→ **Problem statement**: Output the data word for word, dropping every image.

Raw records
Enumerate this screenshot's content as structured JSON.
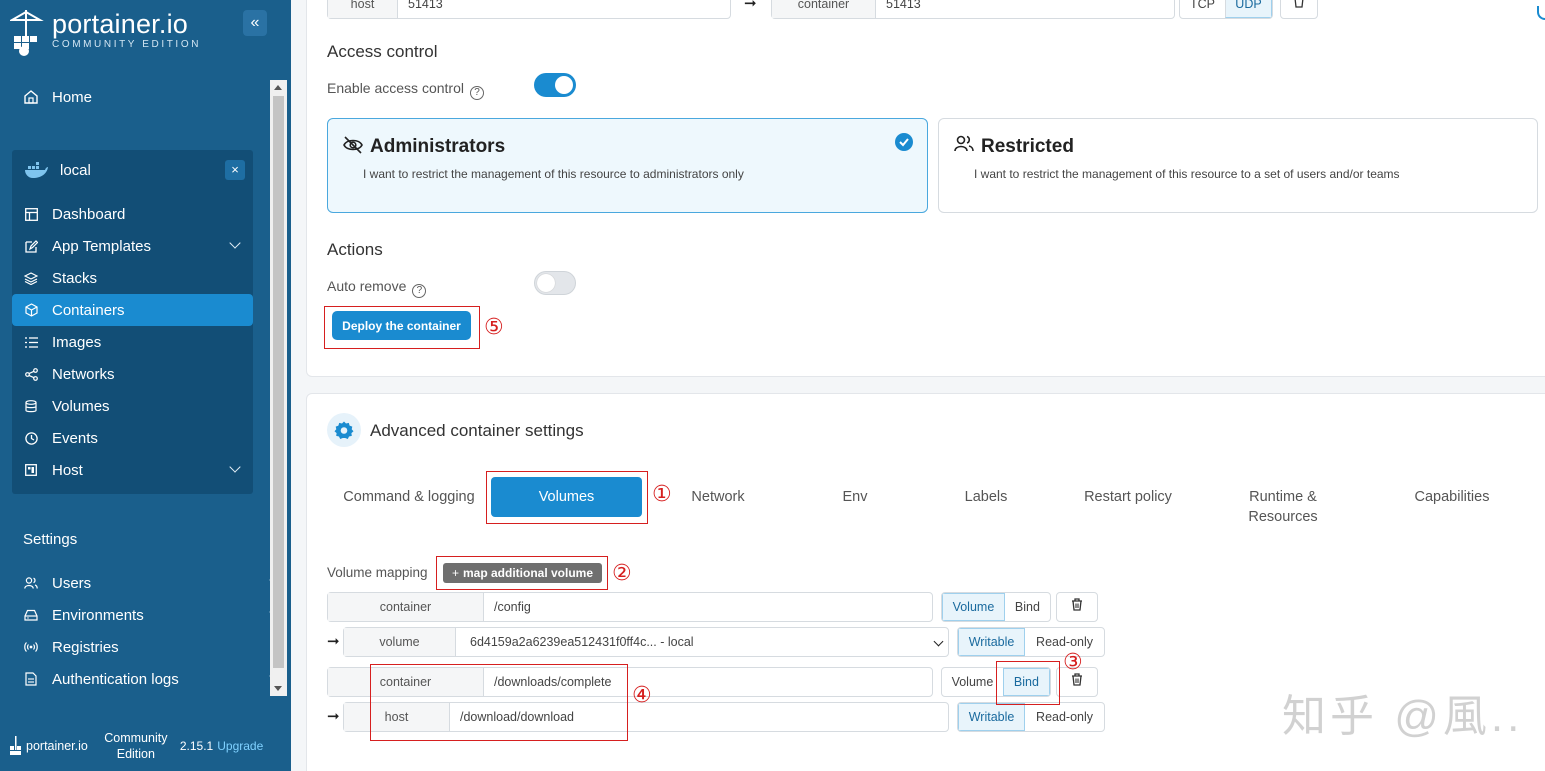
{
  "sidebar": {
    "logo_title": "portainer.io",
    "logo_subtitle": "COMMUNITY EDITION",
    "collapse_icon": "«",
    "home_label": "Home",
    "environment": {
      "name": "local",
      "close": "×"
    },
    "env_items": [
      {
        "label": "Dashboard",
        "icon": "dashboard-icon"
      },
      {
        "label": "App Templates",
        "icon": "edit-icon"
      },
      {
        "label": "Stacks",
        "icon": "layers-icon"
      },
      {
        "label": "Containers",
        "icon": "box-icon"
      },
      {
        "label": "Images",
        "icon": "list-icon"
      },
      {
        "label": "Networks",
        "icon": "share-icon"
      },
      {
        "label": "Volumes",
        "icon": "database-icon"
      },
      {
        "label": "Events",
        "icon": "clock-icon"
      },
      {
        "label": "Host",
        "icon": "server-icon"
      }
    ],
    "settings_title": "Settings",
    "settings_items": [
      {
        "label": "Users"
      },
      {
        "label": "Environments"
      },
      {
        "label": "Registries"
      },
      {
        "label": "Authentication logs"
      }
    ],
    "footer": {
      "brand": "portainer.io",
      "edition": "Community Edition",
      "version": "2.15.1",
      "upgrade": "Upgrade"
    }
  },
  "ports": {
    "host_label": "host",
    "host_value": "51413",
    "container_label": "container",
    "container_value": "51413",
    "tcp": "TCP",
    "udp": "UDP"
  },
  "access_control": {
    "title": "Access control",
    "enable_label": "Enable access control",
    "enabled": true,
    "admin": {
      "title": "Administrators",
      "desc": "I want to restrict the management of this resource to administrators only"
    },
    "restricted": {
      "title": "Restricted",
      "desc": "I want to restrict the management of this resource to a set of users and/or teams"
    }
  },
  "actions": {
    "title": "Actions",
    "auto_remove_label": "Auto remove",
    "auto_remove": false,
    "deploy_button": "Deploy the container",
    "deploy_marker": "⑤"
  },
  "advanced": {
    "title": "Advanced container settings",
    "tabs": [
      "Command & logging",
      "Volumes",
      "Network",
      "Env",
      "Labels",
      "Restart policy",
      "Runtime & Resources",
      "Capabilities"
    ],
    "active_tab": "Volumes",
    "tab_marker": "①",
    "volume_mapping_label": "Volume mapping",
    "map_button": "map additional volume",
    "map_marker": "②",
    "mappings": [
      {
        "container_label": "container",
        "container_path": "/config",
        "type_volume": "Volume",
        "type_bind": "Bind",
        "source_label": "volume",
        "source_value": "6d4159a2a6239ea512431f0ff4c... - local",
        "writable": "Writable",
        "readonly": "Read-only"
      },
      {
        "container_label": "container",
        "container_path": "/downloads/complete",
        "type_volume": "Volume",
        "type_bind": "Bind",
        "source_label": "host",
        "source_value": "/download/download",
        "writable": "Writable",
        "readonly": "Read-only"
      }
    ],
    "bind_marker": "③",
    "path_marker": "④"
  },
  "watermark": "知乎 @風..",
  "colors": {
    "sidebar": "#1a5f8c",
    "accent": "#1a8bd0",
    "annotation": "#d61f1f"
  }
}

→ **Final result**:
Enumerate this screenshot's content as structured JSON.
{
  "sidebar": {
    "logo_title": "portainer.io",
    "logo_subtitle": "COMMUNITY EDITION",
    "collapse_icon": "«",
    "home_label": "Home",
    "environment": {
      "name": "local",
      "close": "×"
    },
    "env_items": [
      {
        "label": "Dashboard",
        "icon": "dashboard-icon"
      },
      {
        "label": "App Templates",
        "icon": "edit-icon"
      },
      {
        "label": "Stacks",
        "icon": "layers-icon"
      },
      {
        "label": "Containers",
        "icon": "box-icon"
      },
      {
        "label": "Images",
        "icon": "list-icon"
      },
      {
        "label": "Networks",
        "icon": "share-icon"
      },
      {
        "label": "Volumes",
        "icon": "database-icon"
      },
      {
        "label": "Events",
        "icon": "clock-icon"
      },
      {
        "label": "Host",
        "icon": "server-icon"
      }
    ],
    "settings_title": "Settings",
    "settings_items": [
      {
        "label": "Users"
      },
      {
        "label": "Environments"
      },
      {
        "label": "Registries"
      },
      {
        "label": "Authentication logs"
      }
    ],
    "footer": {
      "brand": "portainer.io",
      "edition": "Community Edition",
      "version": "2.15.1",
      "upgrade": "Upgrade"
    }
  },
  "ports": {
    "host_label": "host",
    "host_value": "51413",
    "container_label": "container",
    "container_value": "51413",
    "tcp": "TCP",
    "udp": "UDP"
  },
  "access_control": {
    "title": "Access control",
    "enable_label": "Enable access control",
    "enabled": true,
    "admin": {
      "title": "Administrators",
      "desc": "I want to restrict the management of this resource to administrators only"
    },
    "restricted": {
      "title": "Restricted",
      "desc": "I want to restrict the management of this resource to a set of users and/or teams"
    }
  },
  "actions": {
    "title": "Actions",
    "auto_remove_label": "Auto remove",
    "auto_remove": false,
    "deploy_button": "Deploy the container",
    "deploy_marker": "⑤"
  },
  "advanced": {
    "title": "Advanced container settings",
    "tabs": [
      "Command & logging",
      "Volumes",
      "Network",
      "Env",
      "Labels",
      "Restart policy",
      "Runtime & Resources",
      "Capabilities"
    ],
    "active_tab": "Volumes",
    "tab_marker": "①",
    "volume_mapping_label": "Volume mapping",
    "map_button": "map additional volume",
    "map_marker": "②",
    "mappings": [
      {
        "container_label": "container",
        "container_path": "/config",
        "type_volume": "Volume",
        "type_bind": "Bind",
        "source_label": "volume",
        "source_value": "6d4159a2a6239ea512431f0ff4c... - local",
        "writable": "Writable",
        "readonly": "Read-only"
      },
      {
        "container_label": "container",
        "container_path": "/downloads/complete",
        "type_volume": "Volume",
        "type_bind": "Bind",
        "source_label": "host",
        "source_value": "/download/download",
        "writable": "Writable",
        "readonly": "Read-only"
      }
    ],
    "bind_marker": "③",
    "path_marker": "④"
  },
  "watermark": "知乎 @風..",
  "colors": {
    "sidebar": "#1a5f8c",
    "accent": "#1a8bd0",
    "annotation": "#d61f1f"
  }
}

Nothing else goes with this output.